--- Start Provided data ---

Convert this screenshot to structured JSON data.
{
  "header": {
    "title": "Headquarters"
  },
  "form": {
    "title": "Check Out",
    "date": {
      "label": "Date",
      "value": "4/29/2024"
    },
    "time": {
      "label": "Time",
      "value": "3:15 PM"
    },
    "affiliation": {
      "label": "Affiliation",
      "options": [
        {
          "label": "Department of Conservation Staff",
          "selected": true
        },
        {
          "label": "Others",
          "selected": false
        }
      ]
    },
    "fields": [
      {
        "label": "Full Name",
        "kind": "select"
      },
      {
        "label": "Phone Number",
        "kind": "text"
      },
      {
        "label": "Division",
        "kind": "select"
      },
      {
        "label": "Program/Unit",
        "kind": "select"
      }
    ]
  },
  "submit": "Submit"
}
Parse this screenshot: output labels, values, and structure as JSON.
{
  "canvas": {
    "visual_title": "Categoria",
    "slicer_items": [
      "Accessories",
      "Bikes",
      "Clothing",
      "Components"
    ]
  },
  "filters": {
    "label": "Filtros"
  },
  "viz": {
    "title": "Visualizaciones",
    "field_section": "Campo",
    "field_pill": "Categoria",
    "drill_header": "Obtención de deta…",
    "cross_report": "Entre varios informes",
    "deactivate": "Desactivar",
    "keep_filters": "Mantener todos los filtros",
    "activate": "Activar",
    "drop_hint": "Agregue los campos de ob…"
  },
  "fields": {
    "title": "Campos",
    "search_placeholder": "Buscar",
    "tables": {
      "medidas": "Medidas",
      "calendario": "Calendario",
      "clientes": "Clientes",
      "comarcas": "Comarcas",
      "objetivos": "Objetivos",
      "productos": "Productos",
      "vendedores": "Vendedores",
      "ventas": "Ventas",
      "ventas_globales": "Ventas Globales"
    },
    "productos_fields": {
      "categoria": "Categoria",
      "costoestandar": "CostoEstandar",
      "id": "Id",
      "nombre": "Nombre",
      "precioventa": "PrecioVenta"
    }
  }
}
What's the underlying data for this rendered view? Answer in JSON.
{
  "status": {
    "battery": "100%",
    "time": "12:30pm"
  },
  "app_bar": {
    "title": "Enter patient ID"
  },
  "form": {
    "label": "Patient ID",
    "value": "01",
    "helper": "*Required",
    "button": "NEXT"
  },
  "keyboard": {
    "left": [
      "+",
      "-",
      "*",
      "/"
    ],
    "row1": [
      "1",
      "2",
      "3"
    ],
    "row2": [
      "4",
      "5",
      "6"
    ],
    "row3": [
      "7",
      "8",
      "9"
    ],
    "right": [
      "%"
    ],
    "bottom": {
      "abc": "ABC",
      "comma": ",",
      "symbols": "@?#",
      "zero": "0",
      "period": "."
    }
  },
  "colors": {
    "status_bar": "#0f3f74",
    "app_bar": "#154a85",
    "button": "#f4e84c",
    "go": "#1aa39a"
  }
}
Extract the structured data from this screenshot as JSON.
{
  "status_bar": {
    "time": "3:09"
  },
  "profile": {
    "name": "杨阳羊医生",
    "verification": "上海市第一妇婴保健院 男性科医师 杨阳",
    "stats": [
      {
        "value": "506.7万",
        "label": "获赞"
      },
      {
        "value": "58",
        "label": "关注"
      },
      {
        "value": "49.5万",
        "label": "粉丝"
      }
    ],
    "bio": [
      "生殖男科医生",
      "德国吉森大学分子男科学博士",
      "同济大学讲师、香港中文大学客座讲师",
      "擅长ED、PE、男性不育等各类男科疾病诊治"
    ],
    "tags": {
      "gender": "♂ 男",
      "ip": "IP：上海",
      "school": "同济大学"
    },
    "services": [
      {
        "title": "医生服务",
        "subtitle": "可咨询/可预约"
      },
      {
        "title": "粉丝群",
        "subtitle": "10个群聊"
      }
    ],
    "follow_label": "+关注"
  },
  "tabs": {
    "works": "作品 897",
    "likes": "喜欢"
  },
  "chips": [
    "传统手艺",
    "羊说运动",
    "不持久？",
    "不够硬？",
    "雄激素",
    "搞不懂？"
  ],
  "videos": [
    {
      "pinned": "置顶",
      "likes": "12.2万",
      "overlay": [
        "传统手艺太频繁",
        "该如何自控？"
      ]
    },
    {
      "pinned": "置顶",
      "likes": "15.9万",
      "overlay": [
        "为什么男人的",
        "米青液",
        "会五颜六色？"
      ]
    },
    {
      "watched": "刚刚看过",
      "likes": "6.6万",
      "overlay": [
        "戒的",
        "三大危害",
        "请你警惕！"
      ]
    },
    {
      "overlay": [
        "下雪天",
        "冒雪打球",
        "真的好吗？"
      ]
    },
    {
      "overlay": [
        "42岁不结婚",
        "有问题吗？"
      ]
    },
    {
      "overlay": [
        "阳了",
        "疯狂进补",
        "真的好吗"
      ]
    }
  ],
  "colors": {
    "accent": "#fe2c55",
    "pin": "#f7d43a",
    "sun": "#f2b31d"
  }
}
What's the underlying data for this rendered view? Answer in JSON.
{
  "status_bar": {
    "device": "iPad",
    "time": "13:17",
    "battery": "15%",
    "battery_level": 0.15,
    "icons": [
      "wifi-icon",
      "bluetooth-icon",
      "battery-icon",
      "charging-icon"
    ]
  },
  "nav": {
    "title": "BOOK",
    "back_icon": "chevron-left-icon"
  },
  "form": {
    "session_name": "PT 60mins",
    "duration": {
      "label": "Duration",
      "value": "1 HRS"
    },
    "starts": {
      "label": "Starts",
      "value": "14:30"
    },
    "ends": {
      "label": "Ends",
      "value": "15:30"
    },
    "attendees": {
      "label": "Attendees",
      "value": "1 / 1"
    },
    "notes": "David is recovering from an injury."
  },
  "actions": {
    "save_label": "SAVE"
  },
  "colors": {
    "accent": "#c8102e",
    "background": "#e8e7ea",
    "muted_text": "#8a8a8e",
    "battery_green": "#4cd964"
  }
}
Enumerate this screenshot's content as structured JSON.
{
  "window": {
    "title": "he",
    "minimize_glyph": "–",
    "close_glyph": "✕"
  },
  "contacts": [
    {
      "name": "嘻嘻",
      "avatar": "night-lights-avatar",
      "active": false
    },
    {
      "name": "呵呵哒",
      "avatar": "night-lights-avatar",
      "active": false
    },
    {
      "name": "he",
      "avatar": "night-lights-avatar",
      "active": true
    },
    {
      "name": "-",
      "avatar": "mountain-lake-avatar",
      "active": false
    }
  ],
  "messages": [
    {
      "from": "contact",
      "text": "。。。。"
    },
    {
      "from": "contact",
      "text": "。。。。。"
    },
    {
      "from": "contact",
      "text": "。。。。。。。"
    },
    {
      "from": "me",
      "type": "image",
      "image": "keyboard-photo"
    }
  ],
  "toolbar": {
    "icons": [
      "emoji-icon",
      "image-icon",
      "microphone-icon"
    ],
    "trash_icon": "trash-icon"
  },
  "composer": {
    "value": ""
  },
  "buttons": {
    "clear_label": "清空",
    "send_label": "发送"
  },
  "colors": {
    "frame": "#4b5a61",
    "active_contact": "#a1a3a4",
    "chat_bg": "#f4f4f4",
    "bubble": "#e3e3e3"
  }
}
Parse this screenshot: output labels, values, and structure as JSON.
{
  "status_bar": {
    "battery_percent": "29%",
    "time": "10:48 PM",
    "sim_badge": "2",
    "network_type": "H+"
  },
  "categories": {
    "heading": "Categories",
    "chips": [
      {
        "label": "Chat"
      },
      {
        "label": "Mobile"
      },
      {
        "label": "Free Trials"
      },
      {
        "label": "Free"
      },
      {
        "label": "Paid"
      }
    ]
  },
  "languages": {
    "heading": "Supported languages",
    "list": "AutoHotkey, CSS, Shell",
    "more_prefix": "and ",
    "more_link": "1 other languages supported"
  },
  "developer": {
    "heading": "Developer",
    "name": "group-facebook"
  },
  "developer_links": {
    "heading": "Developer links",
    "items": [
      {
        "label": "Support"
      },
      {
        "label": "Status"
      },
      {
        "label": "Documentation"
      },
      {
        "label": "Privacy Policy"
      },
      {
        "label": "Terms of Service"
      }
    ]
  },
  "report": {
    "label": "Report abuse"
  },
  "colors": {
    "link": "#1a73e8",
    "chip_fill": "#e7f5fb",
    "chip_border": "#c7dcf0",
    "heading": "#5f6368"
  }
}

--- End Provided data ---

== Written problem ==
Which lines contain "heading"? Copy each of them.

== Response for this exercise ==
    "heading": "Categories",
    "heading": "Supported languages",
    "heading": "Developer",
    "heading": "Developer links",
    "heading": "#5f6368"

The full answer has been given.